BEGIN Material supplied
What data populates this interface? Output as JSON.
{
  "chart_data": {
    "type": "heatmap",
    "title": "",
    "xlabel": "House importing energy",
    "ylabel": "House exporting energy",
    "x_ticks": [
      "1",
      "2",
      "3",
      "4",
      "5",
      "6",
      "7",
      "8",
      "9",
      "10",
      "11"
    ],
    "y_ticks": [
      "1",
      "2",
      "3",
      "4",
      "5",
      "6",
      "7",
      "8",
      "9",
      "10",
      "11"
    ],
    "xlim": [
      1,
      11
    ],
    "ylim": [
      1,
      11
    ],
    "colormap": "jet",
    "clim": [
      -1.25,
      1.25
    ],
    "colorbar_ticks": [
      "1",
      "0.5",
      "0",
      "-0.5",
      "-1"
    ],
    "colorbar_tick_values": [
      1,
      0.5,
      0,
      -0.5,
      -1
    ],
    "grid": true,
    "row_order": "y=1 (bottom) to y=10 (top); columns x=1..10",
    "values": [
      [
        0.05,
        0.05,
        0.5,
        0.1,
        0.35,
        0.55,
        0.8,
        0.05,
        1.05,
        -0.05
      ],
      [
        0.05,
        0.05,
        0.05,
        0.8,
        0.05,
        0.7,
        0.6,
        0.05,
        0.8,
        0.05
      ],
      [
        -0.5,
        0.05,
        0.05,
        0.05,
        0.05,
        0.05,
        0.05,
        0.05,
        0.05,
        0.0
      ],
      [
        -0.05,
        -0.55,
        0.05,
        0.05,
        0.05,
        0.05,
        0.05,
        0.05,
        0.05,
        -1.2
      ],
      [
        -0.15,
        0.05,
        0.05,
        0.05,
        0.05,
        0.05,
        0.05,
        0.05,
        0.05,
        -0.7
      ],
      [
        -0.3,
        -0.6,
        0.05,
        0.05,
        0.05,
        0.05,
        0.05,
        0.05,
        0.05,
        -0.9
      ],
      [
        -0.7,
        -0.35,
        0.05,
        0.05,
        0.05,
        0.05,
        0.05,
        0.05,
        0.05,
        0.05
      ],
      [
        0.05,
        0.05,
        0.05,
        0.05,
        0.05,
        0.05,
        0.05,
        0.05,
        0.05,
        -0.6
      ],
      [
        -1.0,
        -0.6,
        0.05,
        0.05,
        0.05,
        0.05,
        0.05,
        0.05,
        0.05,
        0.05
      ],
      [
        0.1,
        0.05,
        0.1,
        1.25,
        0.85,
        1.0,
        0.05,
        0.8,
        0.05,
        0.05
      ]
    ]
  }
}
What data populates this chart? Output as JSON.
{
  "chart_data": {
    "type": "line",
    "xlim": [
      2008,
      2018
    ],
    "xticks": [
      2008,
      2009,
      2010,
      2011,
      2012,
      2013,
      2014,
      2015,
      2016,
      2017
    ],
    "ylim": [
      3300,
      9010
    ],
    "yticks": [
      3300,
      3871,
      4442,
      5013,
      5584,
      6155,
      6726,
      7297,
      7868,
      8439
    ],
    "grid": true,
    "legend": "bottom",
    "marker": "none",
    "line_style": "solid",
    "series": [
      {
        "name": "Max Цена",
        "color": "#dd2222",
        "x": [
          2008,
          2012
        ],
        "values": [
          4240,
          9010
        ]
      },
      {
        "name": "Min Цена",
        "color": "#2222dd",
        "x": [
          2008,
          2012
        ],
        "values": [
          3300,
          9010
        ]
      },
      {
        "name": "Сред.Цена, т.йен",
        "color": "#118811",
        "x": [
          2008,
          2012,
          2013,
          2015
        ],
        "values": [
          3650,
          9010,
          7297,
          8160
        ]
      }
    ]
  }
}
END Material supplied
(What is needed)
Return every line above that contains the word "populates".

(Completed task)
What data populates this interface? Output as JSON.
What data populates this chart? Output as JSON.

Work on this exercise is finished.